#### [What you will do]
- A) Answer these from the text about the postcard, one per line:
(i) From which city was the postcard sent, and what year is stamped on it?
(ii) How is the postcard signed?
(iii) Which two languages did the father pick up only a few bits of?
- B) List every person named in the text about the postcard.

#### [Reading text]
# # # #
Here

Turn every page,” Robert Caro says. So when you’re at the Smithsonian’s Archives of American Art flipping through the David Herbert Papers box 2 of 7, “Correspondence: Illegible and Unidentified 1968-92” folder, you might suddenly encounter your father’s handwriting.

postcard from Earle Olsen to David Herbert (back)

It’s a postcard from Zurich, stamped 1958, and signed only “Yrs, E” so I had to check my instincts with my sisters. “Does this look like Dad to you?” “Absolutely!” says one. “Definitely!!!,” says the other. “The handwriting, phrasing, and the E at the end.” There’s also the familiarity of the art on the front. My father admired that kind of elegant antique statuary. He sent and received loads of art postcards, pinning his favorites up next to his easel in his studio.

But what is it about the phrasing or tone that says “dad” to us? First, the “Etats Unis” in the address is classic Earle. He liked to use foreign words but never learned more than a few bits of French and Italian. Then there’s the throwaway tone that starts in the middle of his journey and ends with “thought of you….” The first few sentences are clipped and simple but they shift into dashes and a fragment at the end. My sisters and I can’t read the noun in the last sentence so we speculated: “Thought of you, going through the [Guimet?] too.” Is it another museum? Another location en route? The message feels dashed off.
# # # #
#### [Data extract]

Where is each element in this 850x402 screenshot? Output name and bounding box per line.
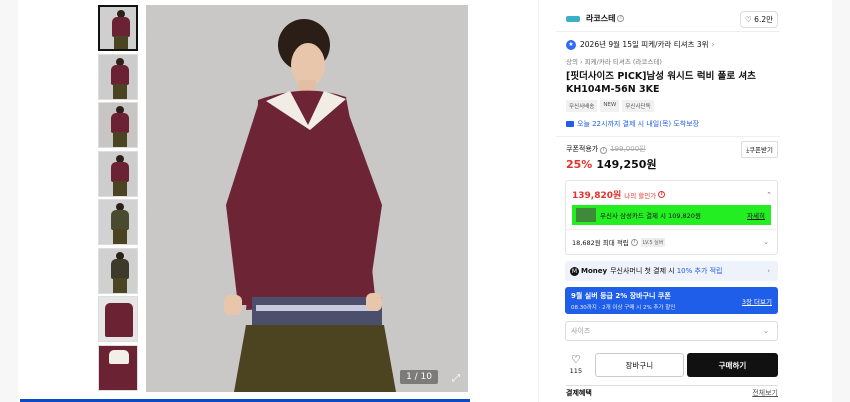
# # # #
#### [Response list]
- A)
(i) Zurich, 1958
(ii) "Yrs, E"
(iii) French and Italian

- B)
Robert Caro
David Herbert
Earle Olsen